Your objective> Search the records for the string "mRNA" and return each line that has it.

Listed entries Start Marker

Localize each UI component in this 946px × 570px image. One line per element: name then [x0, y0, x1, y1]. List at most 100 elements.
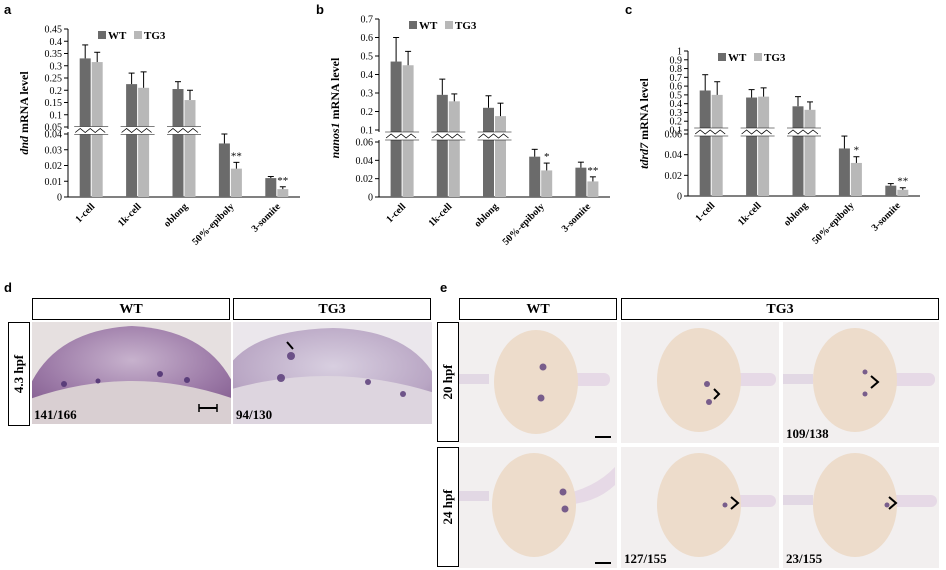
panel-label-c: c — [625, 2, 633, 17]
y-tick-label: 0.2 — [361, 107, 374, 118]
axis-break-mask — [787, 128, 821, 136]
d-tg3-embryo-drawing — [233, 322, 432, 424]
e-20-tg3-b-bracket — [870, 375, 880, 389]
axis-break-zigzag — [741, 129, 772, 135]
axis-break-mask — [431, 132, 466, 140]
bar-tg3 — [230, 168, 242, 197]
chart-dnd: 0.450.40.350.3 0.250.20.150.1 0.050.04 0.03… — [17, 25, 300, 248]
y-tick-label: 0.04 — [665, 150, 683, 161]
y-tick-label: 0.4 — [670, 99, 683, 110]
axis-break-mask — [694, 128, 729, 136]
e-count-20-tg3: 109/138 — [786, 426, 829, 441]
y-tick-label: 0.03 — [45, 145, 63, 156]
d-wt-count: 141/166 — [34, 407, 77, 422]
y-tick-label: 0.15 — [45, 98, 63, 109]
y-tick-label: 0.06 — [665, 130, 683, 141]
e-header-wt: WT — [459, 298, 617, 320]
x-tick-label: 1k-cell — [427, 201, 455, 229]
legend-label-wt: WT — [108, 30, 127, 42]
x-tick-label: 3-somite — [250, 201, 284, 235]
significance-mark: ** — [277, 175, 288, 187]
axis-break-mask — [477, 132, 512, 140]
e-24hpf-tg3-a-drawing — [657, 453, 776, 557]
legend-label-tg3: TG3 — [455, 20, 477, 32]
d-header-wt: WT — [32, 298, 230, 320]
y-tick-label: 0.05 — [45, 123, 63, 134]
axis-break-mask — [167, 126, 201, 135]
e-20-tg3-a-bracket — [713, 388, 721, 400]
legend-label-tg3: TG3 — [144, 30, 166, 42]
bar-wt — [575, 167, 587, 197]
y-axis-label-suffix: mRNA level — [328, 57, 342, 122]
x-tick-label: oblong — [782, 200, 810, 228]
y-axis-gene-name: tdrd7 — [637, 142, 651, 169]
axis-break-mask — [740, 128, 775, 136]
y-tick-label: 0.6 — [670, 82, 683, 93]
y-axis-label-suffix: mRNA level — [17, 71, 31, 136]
bar-tg3 — [495, 116, 506, 197]
bar-tg3 — [138, 87, 150, 197]
e-count-24-tg3-a: 127/155 — [624, 551, 667, 566]
e-20hpf-tg3-a-drawing — [657, 328, 776, 432]
legend-swatch-wt — [409, 21, 417, 29]
e-20hpf-wt-drawing — [459, 330, 611, 438]
e-20hpf-tg3-b-drawing — [783, 328, 935, 432]
chart-tdrd7: 10.90.80.70.60.50.40.30.20.10.06 0.04 0.02… — [637, 47, 920, 247]
e-count-24-tg3-b: 23/155 — [786, 551, 823, 566]
e-row-label-20-text: 20 hpf — [440, 364, 455, 400]
bar-wt — [699, 90, 711, 196]
panel-label-a: a — [4, 2, 12, 17]
axis-break-zigzag — [432, 133, 463, 139]
bar-wt — [218, 143, 230, 197]
y-tick-label: 0.4 — [50, 37, 63, 48]
e-20hpf-wt-image — [459, 322, 617, 443]
e-20hpf-tg3-a-image — [621, 322, 779, 443]
significance-mark: ** — [231, 150, 242, 162]
y-tick-label: 0.2 — [670, 117, 683, 128]
y-axis-gene-name: dnd — [17, 135, 31, 155]
x-tick-label: 3-somite — [870, 200, 904, 234]
x-tick-label: oblong — [472, 201, 500, 229]
y-tick-label: 0.5 — [670, 90, 683, 101]
y-axis-gene-name: nanos1 — [328, 122, 342, 158]
bar-tg3 — [184, 100, 196, 197]
x-tick-label: 50%-epiboly — [190, 201, 236, 247]
e-24-tg3-b-bracket — [888, 496, 898, 510]
y-tick-label: 0.9 — [670, 55, 683, 66]
d-tg3-count: 94/130 — [236, 407, 273, 422]
d-wt-embryo-drawing — [32, 322, 231, 424]
d-header-tg3: TG3 — [233, 298, 431, 320]
bar-wt — [838, 148, 850, 196]
y-tick-label: 1 — [677, 47, 682, 58]
bar-tg3 — [758, 96, 770, 196]
chart-nanos1: 0.7 0.6 0.5 0.4 0.3 0.2 0.10.06 0.04 0.02 0 nanos1… — [328, 15, 610, 248]
y-axis-break-gap — [62, 129, 72, 132]
y-axis-label: nanos1 mRNA level — [328, 57, 342, 158]
legend-label-tg3: TG3 — [764, 52, 786, 64]
significance-mark: ** — [587, 165, 598, 177]
bar-tg3 — [402, 65, 414, 197]
e-24hpf-tg3-a-image — [621, 447, 779, 568]
y-tick-label: 0.5 — [361, 52, 374, 63]
d-wt-embryo-image — [32, 322, 231, 424]
y-axis-label: tdrd7 mRNA level — [637, 78, 651, 169]
y-tick-label: 0.02 — [665, 171, 683, 182]
bar-wt — [792, 106, 804, 196]
axis-break-mask — [74, 126, 109, 135]
x-tick-label: 1-cell — [384, 201, 408, 225]
y-tick-label: 0.06 — [356, 138, 374, 149]
y-axis-label-suffix: mRNA level — [637, 78, 651, 143]
y-tick-label: 0.35 — [45, 49, 63, 60]
bar-tg3 — [277, 189, 289, 197]
legend-label-wt: WT — [728, 52, 747, 64]
axis-break-zigzag — [787, 129, 819, 135]
e-24hpf-tg3-b-drawing — [783, 453, 937, 557]
y-tick-label: 0.3 — [361, 89, 374, 100]
y-tick-label: 0.25 — [45, 74, 63, 85]
legend-swatch-tg3 — [754, 53, 762, 61]
bar-tg3 — [711, 94, 723, 196]
bar-wt — [746, 97, 758, 196]
d-row-label-text: 4.3 hpf — [11, 354, 26, 394]
bar-wt — [172, 89, 184, 197]
e-row-label-20: 20 hpf — [437, 322, 459, 442]
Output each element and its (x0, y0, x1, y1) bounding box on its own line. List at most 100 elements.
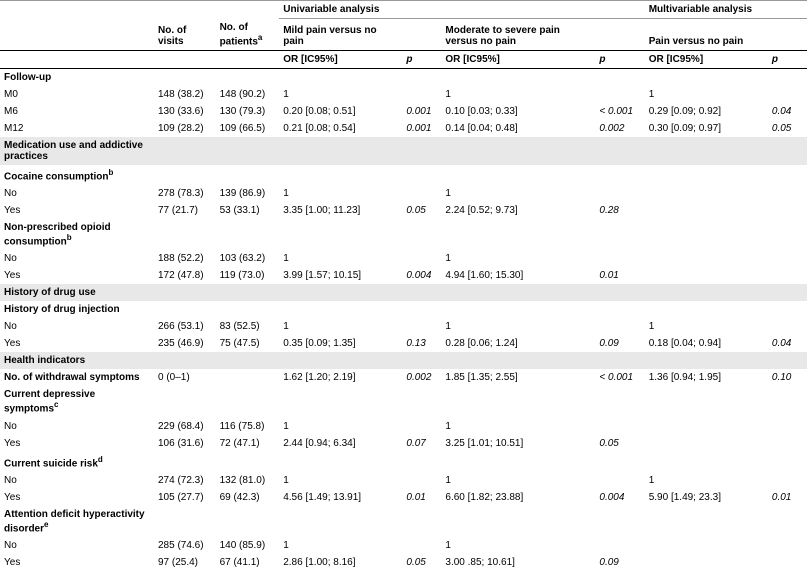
cell-patients: 53 (33.1) (216, 202, 280, 219)
row-label: Yes (0, 489, 154, 506)
cell-visits: 188 (52.2) (154, 250, 216, 267)
header-mild: Mild pain versus no pain (279, 19, 402, 51)
cell-visits: 130 (33.6) (154, 103, 216, 120)
section-label: Non-prescribed opioid consumptionb (0, 219, 154, 250)
cell-p (768, 435, 807, 452)
table-row: Current suicide riskd (0, 452, 807, 472)
header-p: p (595, 50, 644, 68)
cell-p (595, 418, 644, 435)
cell-patients: 103 (63.2) (216, 250, 280, 267)
cell-or: 0.10 [0.03; 0.33] (441, 103, 595, 120)
row-label: M0 (0, 86, 154, 103)
header-p: p (768, 50, 807, 68)
row-label: No (0, 537, 154, 554)
table-row: No278 (78.3)139 (86.9)11 (0, 185, 807, 202)
table-body: Follow-upM0148 (38.2)148 (90.2)111M6130 … (0, 68, 807, 571)
table-row: Attention deficit hyperactivity disorder… (0, 506, 807, 537)
cell-visits: 235 (46.9) (154, 335, 216, 352)
cell-p (595, 472, 644, 489)
cell-visits: 97 (25.4) (154, 554, 216, 571)
header-painvsno: Pain versus no pain (645, 19, 768, 51)
cell-p: 0.04 (768, 103, 807, 120)
cell-p: 0.05 (768, 120, 807, 137)
table-row: M6130 (33.6)130 (79.3)0.20 [0.08; 0.51]0… (0, 103, 807, 120)
row-label: No (0, 318, 154, 335)
cell-p: 0.001 (402, 103, 441, 120)
cell-patients: 140 (85.9) (216, 537, 280, 554)
cell-patients: 109 (66.5) (216, 120, 280, 137)
cell-p: 0.002 (595, 120, 644, 137)
cell-patients: 119 (73.0) (216, 267, 280, 284)
cell-p: 0.28 (595, 202, 644, 219)
cell-p: 0.09 (595, 335, 644, 352)
cell-patients (216, 369, 280, 386)
cell-visits: 229 (68.4) (154, 418, 216, 435)
cell-or: 1 (441, 537, 595, 554)
cell-visits: 77 (21.7) (154, 202, 216, 219)
cell-or (645, 435, 768, 452)
cell-or: 1 (441, 472, 595, 489)
cell-visits: 278 (78.3) (154, 185, 216, 202)
cell-or: 1 (441, 185, 595, 202)
cell-p (402, 250, 441, 267)
cell-or: 1 (279, 250, 402, 267)
table-row: No188 (52.2)103 (63.2)11 (0, 250, 807, 267)
cell-visits: 266 (53.1) (154, 318, 216, 335)
table-row: Yes235 (46.9)75 (47.5)0.35 [0.09; 1.35] 0… (0, 335, 807, 352)
section-label: Follow-up (0, 68, 154, 86)
table-row: History of drug use (0, 284, 807, 301)
cell-p (768, 418, 807, 435)
cell-or: 1 (441, 250, 595, 267)
row-label: Yes (0, 335, 154, 352)
cell-p: 0.05 (402, 202, 441, 219)
cell-or: 1 (279, 418, 402, 435)
header-blank (154, 1, 216, 19)
cell-p (402, 318, 441, 335)
table-row: M0148 (38.2)148 (90.2)111 (0, 86, 807, 103)
cell-or: 3.99 [1.57; 10.15] (279, 267, 402, 284)
cell-or: 0.18 [0.04; 0.94] (645, 335, 768, 352)
cell-or: 0.21 [0.08; 0.54] (279, 120, 402, 137)
cell-p: 0.10 (768, 369, 807, 386)
header-multivariable: Multivariable analysis (645, 1, 807, 19)
table-row: M12109 (28.2)109 (66.5)0.21 [0.08; 0.54]… (0, 120, 807, 137)
cell-or: 2.86 [1.00; 8.16] (279, 554, 402, 571)
header-univariable: Univariable analysis (279, 1, 644, 19)
table-row: History of drug injection (0, 301, 807, 318)
table-row: Yes105 (27.7)69 (42.3)4.56 [1.49; 13.91]… (0, 489, 807, 506)
cell-p (595, 250, 644, 267)
cell-or (645, 267, 768, 284)
table-row: Non-prescribed opioid consumptionb (0, 219, 807, 250)
cell-or (645, 418, 768, 435)
cell-or: 1.36 [0.94; 1.95] (645, 369, 768, 386)
cell-or (645, 185, 768, 202)
cell-p: 0.004 (402, 267, 441, 284)
cell-patients: 75 (47.5) (216, 335, 280, 352)
cell-or: 3.35 [1.00; 11.23] (279, 202, 402, 219)
cell-p (768, 185, 807, 202)
cell-p: 0.01 (768, 489, 807, 506)
cell-p (402, 86, 441, 103)
header-blank (595, 19, 644, 51)
cell-p: 0.002 (402, 369, 441, 386)
cell-p (595, 318, 644, 335)
row-label: No (0, 418, 154, 435)
cell-visits: 148 (38.2) (154, 86, 216, 103)
cell-or: 1 (279, 86, 402, 103)
cell-p (595, 537, 644, 554)
header-blank (154, 50, 216, 68)
cell-patients: 72 (47.1) (216, 435, 280, 452)
row-label: No (0, 185, 154, 202)
cell-or: 0.35 [0.09; 1.35] (279, 335, 402, 352)
cell-p: < 0.001 (595, 369, 644, 386)
cell-p (595, 185, 644, 202)
cell-p: 0.05 (402, 554, 441, 571)
cell-or: 0.28 [0.06; 1.24] (441, 335, 595, 352)
cell-or: 1 (279, 537, 402, 554)
cell-p: 0.001 (402, 120, 441, 137)
section-label: Health indicators (0, 352, 154, 369)
table-row: Yes77 (21.7)53 (33.1)3.35 [1.00; 11.23]0… (0, 202, 807, 219)
row-label: Yes (0, 202, 154, 219)
cell-patients: 148 (90.2) (216, 86, 280, 103)
cell-or: 2.44 [0.94; 6.34] (279, 435, 402, 452)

Listed entries End Marker

Written answer>
y-axis-label-suffix: mRNA level — [328, 57, 342, 122]
y-axis-label-suffix: mRNA level — [17, 71, 31, 136]
y-axis-label: nanos1 mRNA level — [328, 57, 342, 158]
y-axis-label: tdrd7 mRNA level — [637, 78, 651, 169]
y-axis-label-suffix: mRNA level — [637, 78, 651, 143]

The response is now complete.